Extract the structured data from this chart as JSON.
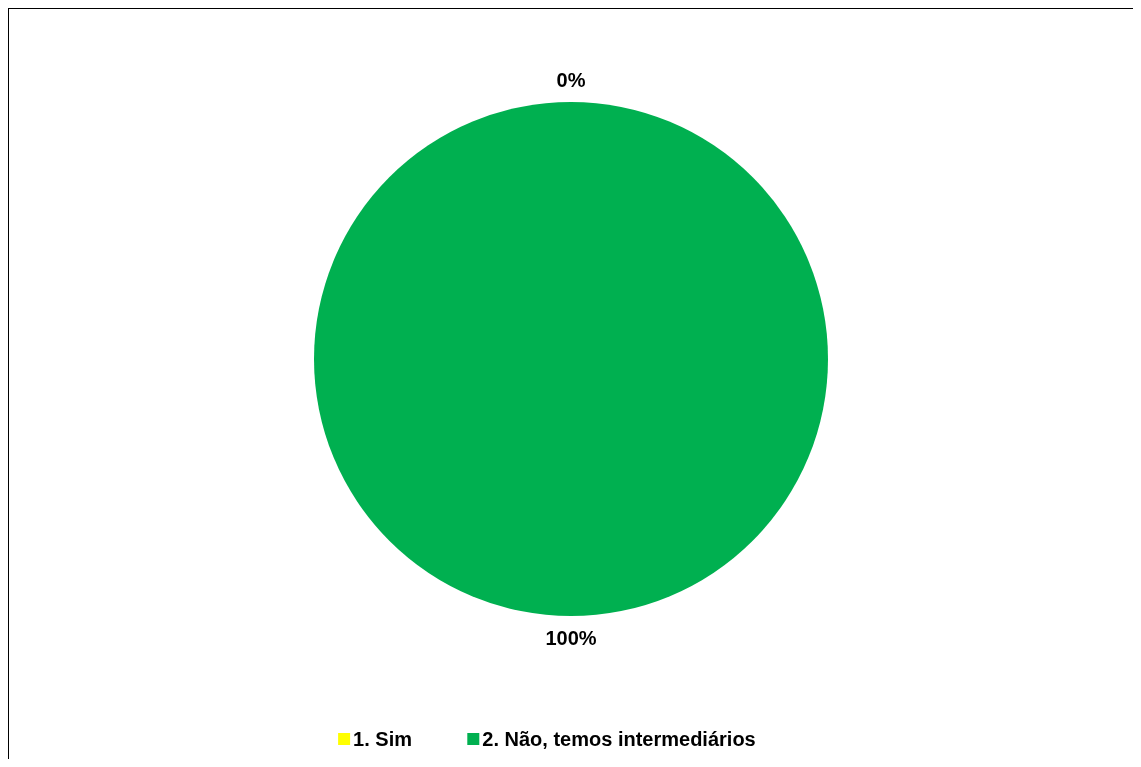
{
  "chart_data": {
    "type": "pie",
    "categories": [
      "1. Sim",
      "2. Não, temos intermediários"
    ],
    "values": [
      0,
      100
    ],
    "colors": [
      "#ffff00",
      "#00b050"
    ],
    "value_labels": [
      "0%",
      "100%"
    ],
    "legend": "bottom"
  }
}
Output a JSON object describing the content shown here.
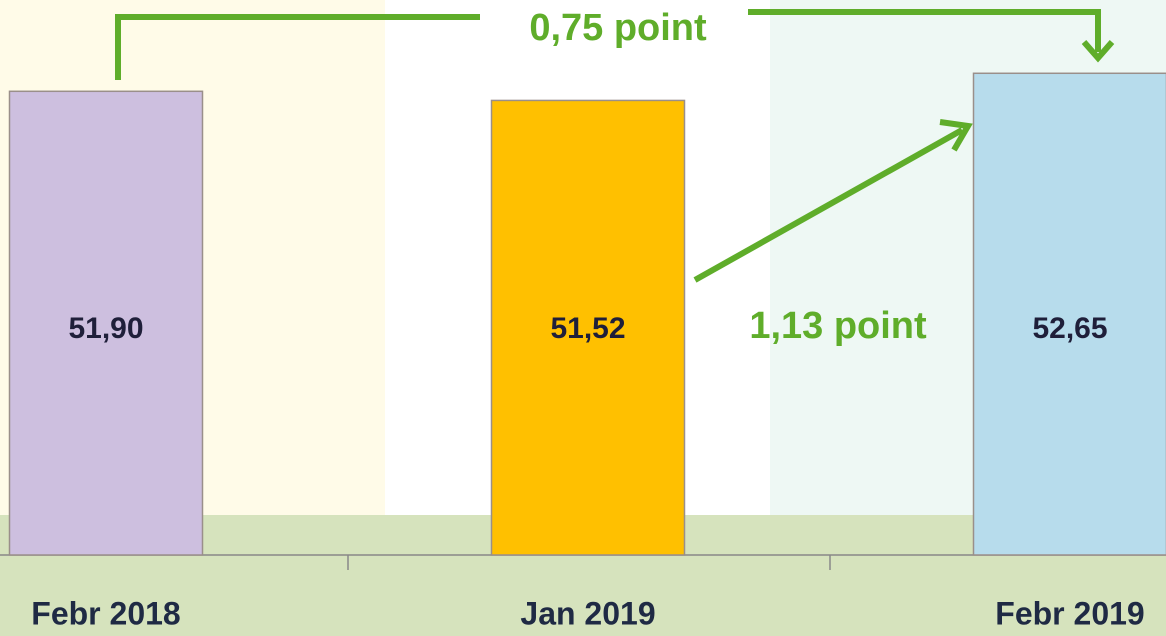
{
  "chart_data": {
    "type": "bar",
    "categories": [
      "Febr 2018",
      "Jan 2019",
      "Febr 2019"
    ],
    "values": [
      51.9,
      51.52,
      52.65
    ],
    "value_labels": [
      "51,90",
      "51,52",
      "52,65"
    ],
    "colors": [
      "#cdbfdf",
      "#ffc000",
      "#b7dcec"
    ],
    "ylim": [
      32.6,
      55.7
    ],
    "annotations": [
      "0,75 point",
      "1,13 point"
    ]
  }
}
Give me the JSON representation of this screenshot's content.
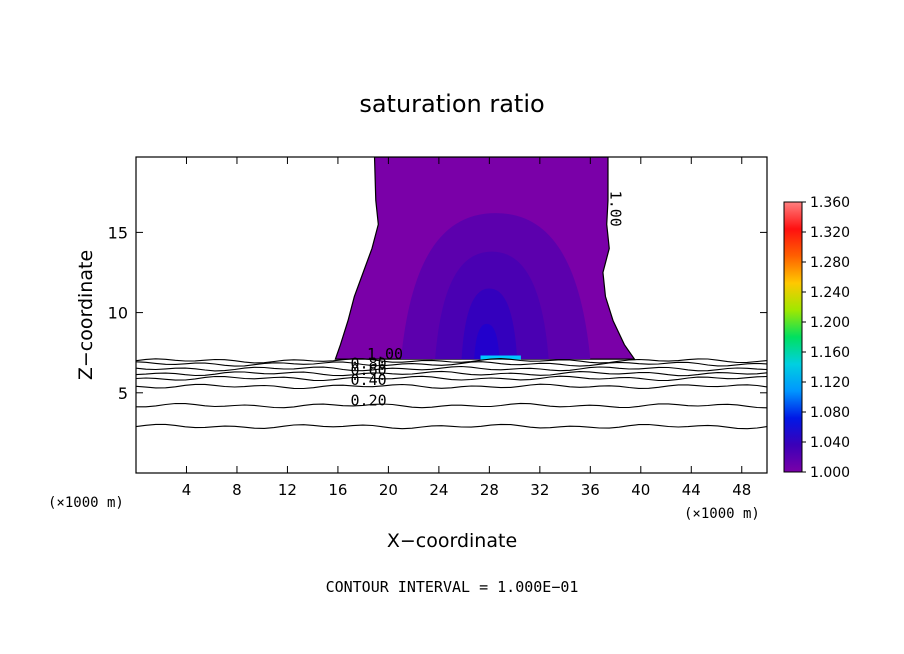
{
  "chart_data": {
    "type": "contour",
    "title": "saturation ratio",
    "xlabel": "X−coordinate",
    "ylabel": "Z−coordinate",
    "x_unit_left": "(×1000 m)",
    "x_unit_right": "(×1000 m)",
    "xlim": [
      0,
      50
    ],
    "ylim": [
      0,
      19.7
    ],
    "x_ticks": [
      4,
      8,
      12,
      16,
      20,
      24,
      28,
      32,
      36,
      40,
      44,
      48
    ],
    "y_ticks": [
      5,
      10,
      15
    ],
    "footer": "CONTOUR INTERVAL = 1.000E−01",
    "colorbar": {
      "ticks": [
        "1.000",
        "1.040",
        "1.080",
        "1.120",
        "1.160",
        "1.200",
        "1.240",
        "1.280",
        "1.320",
        "1.360"
      ],
      "min": 1.0,
      "max": 1.36,
      "colors": [
        "#7a00a8",
        "#3b00b8",
        "#0018e6",
        "#0096ff",
        "#00d0e0",
        "#00e060",
        "#a0e800",
        "#ffc800",
        "#ff6000",
        "#ff1010",
        "#ff8080"
      ]
    },
    "contour_labels": [
      {
        "text": "1.00",
        "x": 37.6,
        "z": 17.6,
        "rotation": 90
      },
      {
        "text": "1.00",
        "x": 18.3,
        "z": 7.1,
        "rotation": 0
      },
      {
        "text": "0.80",
        "x": 17.0,
        "z": 6.5,
        "rotation": 0
      },
      {
        "text": "0.60",
        "x": 17.0,
        "z": 6.1,
        "rotation": 0
      },
      {
        "text": "0.40",
        "x": 17.0,
        "z": 5.5,
        "rotation": 0
      },
      {
        "text": "0.20",
        "x": 17.0,
        "z": 4.2,
        "rotation": 0
      }
    ],
    "contour_lines_z": [
      7.0,
      6.8,
      6.5,
      6.2,
      5.9,
      5.4,
      4.2,
      2.9
    ],
    "supersaturated_region": {
      "z_base": 7.1,
      "z_top": 19.7,
      "x_left_profile": [
        [
          7.1,
          15.8
        ],
        [
          8.0,
          16.2
        ],
        [
          9.5,
          16.8
        ],
        [
          11.0,
          17.3
        ],
        [
          12.5,
          18.0
        ],
        [
          14.0,
          18.7
        ],
        [
          15.5,
          19.2
        ],
        [
          17.0,
          19.0
        ],
        [
          19.7,
          18.9
        ]
      ],
      "x_right_profile": [
        [
          7.1,
          39.5
        ],
        [
          8.0,
          38.7
        ],
        [
          9.5,
          37.8
        ],
        [
          11.0,
          37.2
        ],
        [
          12.5,
          37.0
        ],
        [
          14.0,
          37.5
        ],
        [
          15.5,
          37.3
        ],
        [
          17.0,
          37.4
        ],
        [
          19.7,
          37.4
        ]
      ],
      "inner_levels": [
        {
          "value": 1.01,
          "color": "#5c00ad",
          "cx": 28.5,
          "z_top": 16.2,
          "half_width": 7.5
        },
        {
          "value": 1.02,
          "color": "#4a00b2",
          "cx": 28.2,
          "z_top": 13.8,
          "half_width": 4.5
        },
        {
          "value": 1.03,
          "color": "#3400bd",
          "cx": 28.0,
          "z_top": 11.5,
          "half_width": 2.2
        },
        {
          "value": 1.04,
          "color": "#2200cc",
          "cx": 27.8,
          "z_top": 9.3,
          "half_width": 1.0
        }
      ],
      "max_spot": {
        "value": 1.12,
        "x_start": 27.3,
        "x_end": 30.5,
        "z": 7.2
      }
    }
  }
}
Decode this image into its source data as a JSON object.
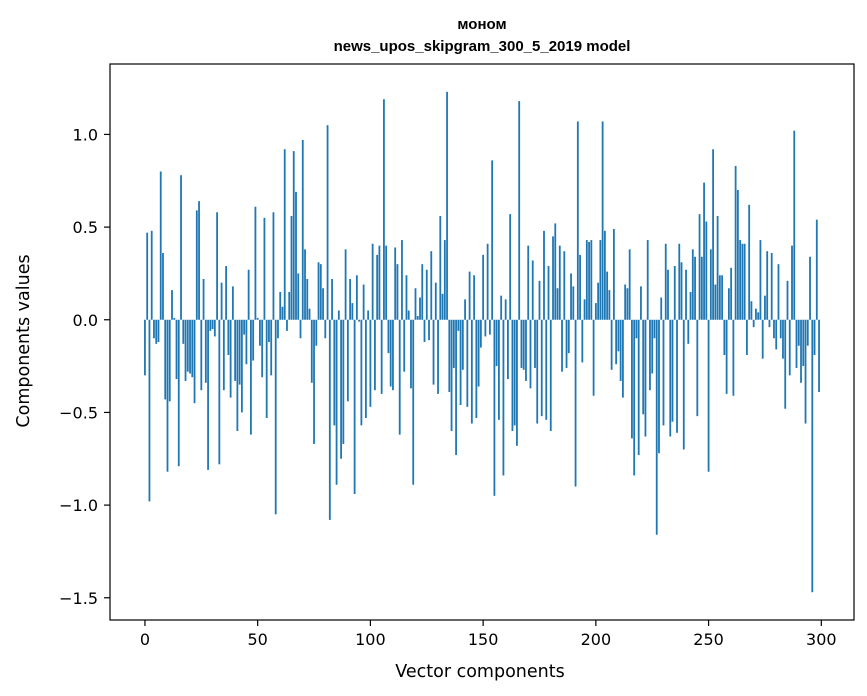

------------------------------------------------------------------------

• _Task_:
Copy out all lines that carry the word "object".

• _Solution for this task_:
Output a JSON object describing the content shown here.
Decode this image into its source data as a JSON object.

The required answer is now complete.